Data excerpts
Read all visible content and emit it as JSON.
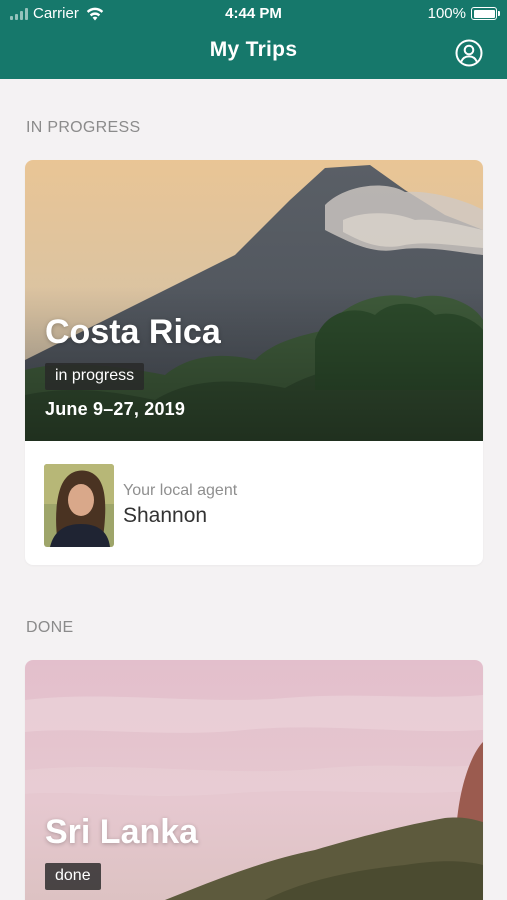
{
  "status_bar": {
    "carrier": "Carrier",
    "time": "4:44 PM",
    "battery": "100%"
  },
  "header": {
    "title": "My Trips",
    "profile_icon": "user-circle-icon"
  },
  "colors": {
    "header_bg": "#16786b",
    "page_bg": "#f4f2f3",
    "badge_bg": "#2b2b2b"
  },
  "sections": [
    {
      "heading": "IN PROGRESS",
      "trips": [
        {
          "name": "Costa Rica",
          "status": "in progress",
          "dates": "June 9–27, 2019",
          "agent_caption": "Your local agent",
          "agent_name": "Shannon"
        }
      ]
    },
    {
      "heading": "DONE",
      "trips": [
        {
          "name": "Sri Lanka",
          "status": "done"
        }
      ]
    }
  ]
}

• WRITTEN INSTRUCTION:
Omitting all images, retype each line of the records precisely.

• SOLVED EXERCISE:
Read all visible content and emit it as JSON.
{
  "status_bar": {
    "carrier": "Carrier",
    "time": "4:44 PM",
    "battery": "100%"
  },
  "header": {
    "title": "My Trips",
    "profile_icon": "user-circle-icon"
  },
  "colors": {
    "header_bg": "#16786b",
    "page_bg": "#f4f2f3",
    "badge_bg": "#2b2b2b"
  },
  "sections": [
    {
      "heading": "IN PROGRESS",
      "trips": [
        {
          "name": "Costa Rica",
          "status": "in progress",
          "dates": "June 9–27, 2019",
          "agent_caption": "Your local agent",
          "agent_name": "Shannon"
        }
      ]
    },
    {
      "heading": "DONE",
      "trips": [
        {
          "name": "Sri Lanka",
          "status": "done"
        }
      ]
    }
  ]
}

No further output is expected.